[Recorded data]
----------
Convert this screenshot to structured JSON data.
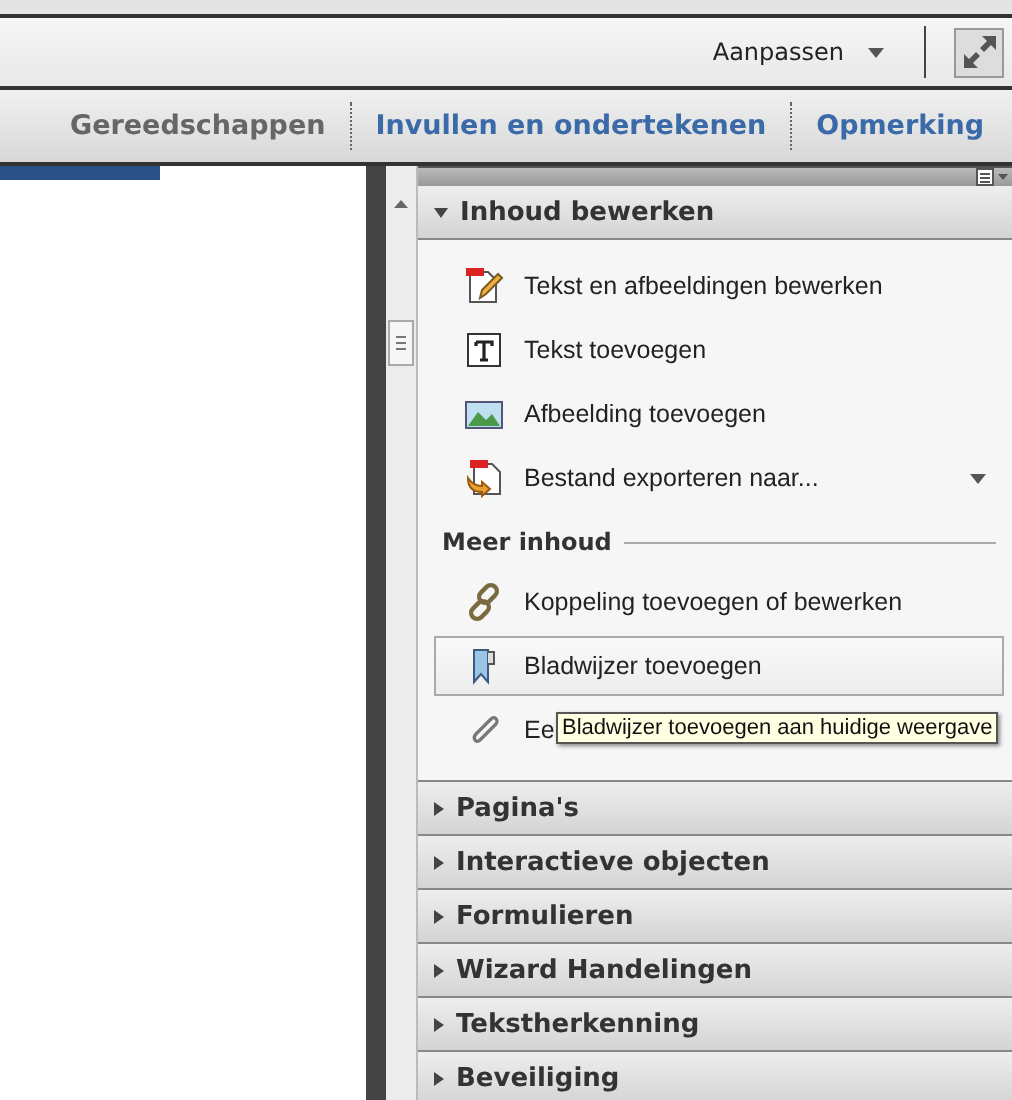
{
  "toolbar": {
    "customize_menu": "Aanpassen"
  },
  "tabs": [
    {
      "label": "Gereedschappen",
      "selected": true
    },
    {
      "label": "Invullen en ondertekenen",
      "selected": false
    },
    {
      "label": "Opmerking",
      "selected": false
    }
  ],
  "panel": {
    "sections": [
      {
        "title": "Inhoud bewerken",
        "expanded": true,
        "items": [
          {
            "kind": "tool",
            "label": "Tekst en afbeeldingen bewerken",
            "dropdown": false,
            "hovered": false
          },
          {
            "kind": "tool",
            "label": "Tekst toevoegen",
            "dropdown": false,
            "hovered": false
          },
          {
            "kind": "tool",
            "label": "Afbeelding toevoegen",
            "dropdown": false,
            "hovered": false
          },
          {
            "kind": "tool",
            "label": "Bestand exporteren naar...",
            "dropdown": true,
            "hovered": false
          },
          {
            "kind": "heading",
            "label": "Meer inhoud"
          },
          {
            "kind": "tool",
            "label": "Koppeling toevoegen of bewerken",
            "dropdown": false,
            "hovered": false
          },
          {
            "kind": "tool",
            "label": "Bladwijzer toevoegen",
            "dropdown": false,
            "hovered": true
          },
          {
            "kind": "tool",
            "label": "Ee",
            "dropdown": false,
            "hovered": false,
            "tooltip": "Bladwijzer toevoegen aan huidige weergave"
          }
        ]
      },
      {
        "title": "Pagina's",
        "expanded": false
      },
      {
        "title": "Interactieve objecten",
        "expanded": false
      },
      {
        "title": "Formulieren",
        "expanded": false
      },
      {
        "title": "Wizard Handelingen",
        "expanded": false
      },
      {
        "title": "Tekstherkenning",
        "expanded": false
      },
      {
        "title": "Beveiliging",
        "expanded": false
      }
    ]
  }
}
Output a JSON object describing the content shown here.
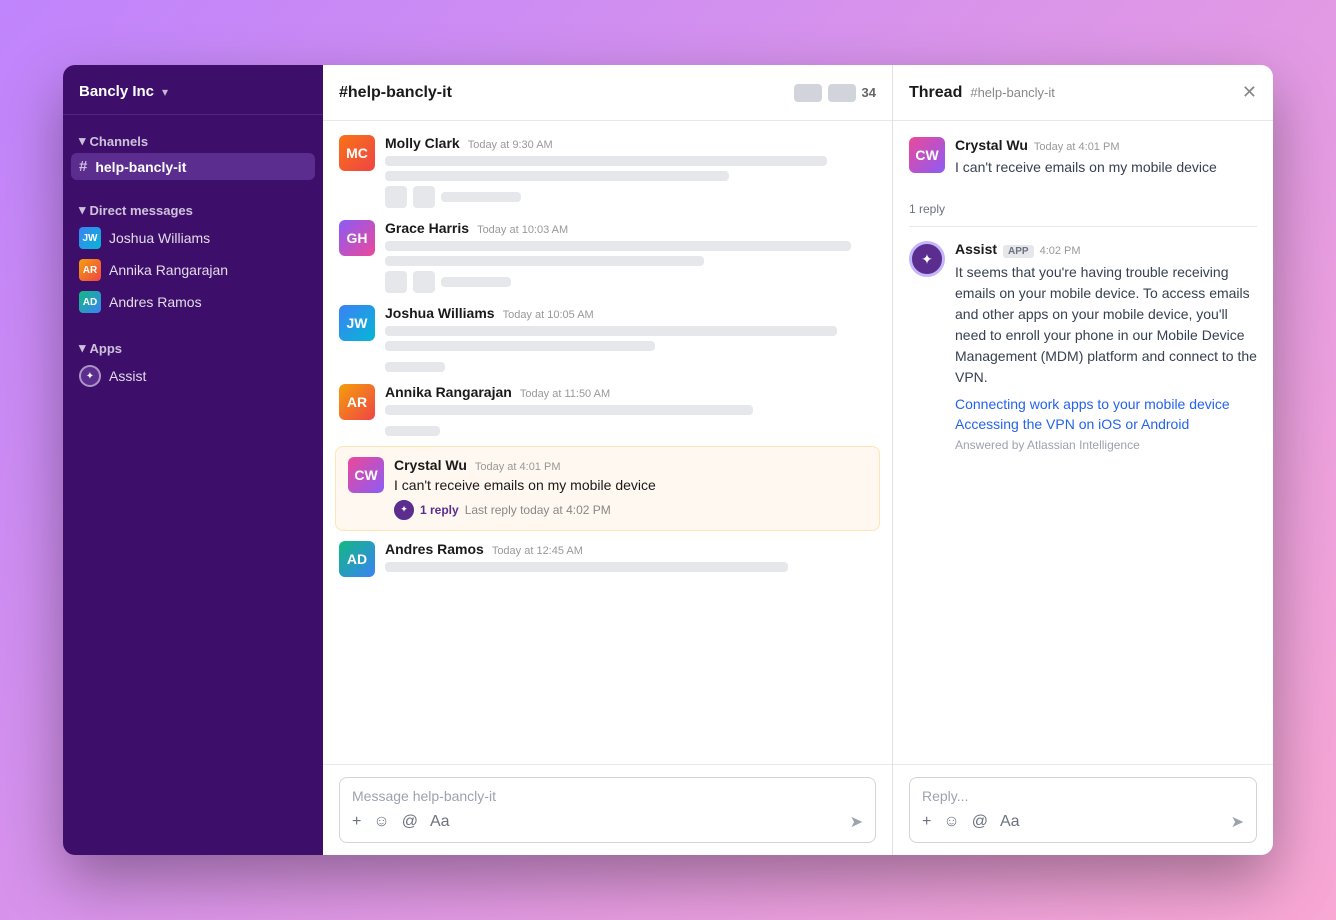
{
  "sidebar": {
    "workspace": "Bancly Inc",
    "channels_label": "Channels",
    "active_channel": "#  help-bancly-it",
    "direct_messages_label": "Direct messages",
    "direct_messages": [
      {
        "name": "Joshua Williams",
        "initials": "JW"
      },
      {
        "name": "Annika Rangarajan",
        "initials": "AR"
      },
      {
        "name": "Andres Ramos",
        "initials": "AD"
      }
    ],
    "apps_label": "Apps",
    "app_name": "Assist"
  },
  "chat": {
    "channel_name": "#help-bancly-it",
    "member_count": "34",
    "messages": [
      {
        "name": "Molly Clark",
        "time": "Today at 9:30 AM",
        "initials": "MC",
        "av_class": "av-molly"
      },
      {
        "name": "Grace Harris",
        "time": "Today at 10:03 AM",
        "initials": "GH",
        "av_class": "av-grace"
      },
      {
        "name": "Joshua Williams",
        "time": "Today at 10:05 AM",
        "initials": "JW",
        "av_class": "av-joshua"
      },
      {
        "name": "Annika Rangarajan",
        "time": "Today at 11:50 AM",
        "initials": "AR",
        "av_class": "av-annika"
      }
    ],
    "highlighted_message": {
      "name": "Crystal Wu",
      "time": "Today at 4:01 PM",
      "initials": "CW",
      "av_class": "av-crystal",
      "text": "I can't receive emails on my mobile device",
      "reply_count": "1 reply",
      "reply_time": "Last reply today at 4:02 PM"
    },
    "andres_message": {
      "name": "Andres Ramos",
      "time": "Today at 12:45 AM",
      "initials": "AD",
      "av_class": "av-andres"
    },
    "input_placeholder": "Message help-bancly-it",
    "toolbar": {
      "plus": "+",
      "emoji": "☺",
      "at": "@",
      "format": "Aa"
    }
  },
  "thread": {
    "title": "Thread",
    "channel_ref": "#help-bancly-it",
    "close_label": "✕",
    "crystal_message": {
      "name": "Crystal Wu",
      "time": "Today at 4:01 PM",
      "initials": "CW",
      "av_class": "av-crystal",
      "text": "I can't receive emails on my mobile device"
    },
    "reply_count": "1 reply",
    "assist_message": {
      "name": "Assist",
      "app_badge": "APP",
      "time": "4:02 PM",
      "text": "It seems that you're having trouble receiving emails on your mobile device. To access emails and other apps on your mobile device, you'll need to enroll your phone in our Mobile Device Management (MDM) platform and connect to the VPN.",
      "links": [
        "Connecting work apps to your mobile device",
        "Accessing the VPN on iOS or Android"
      ],
      "answered_by": "Answered by Atlassian Intelligence"
    },
    "input_placeholder": "Reply...",
    "toolbar": {
      "plus": "+",
      "emoji": "☺",
      "at": "@",
      "format": "Aa"
    }
  }
}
----------
— Short task —
Copy whichever lines in the listing above contain the word "toevoegen".

— Correct output —
            "label": "Tekst toevoegen",
            "label": "Afbeelding toevoegen",
            "label": "Koppeling toevoegen of bewerken",
            "label": "Bladwijzer toevoegen",
            "tooltip": "Bladwijzer toevoegen aan huidige weergave"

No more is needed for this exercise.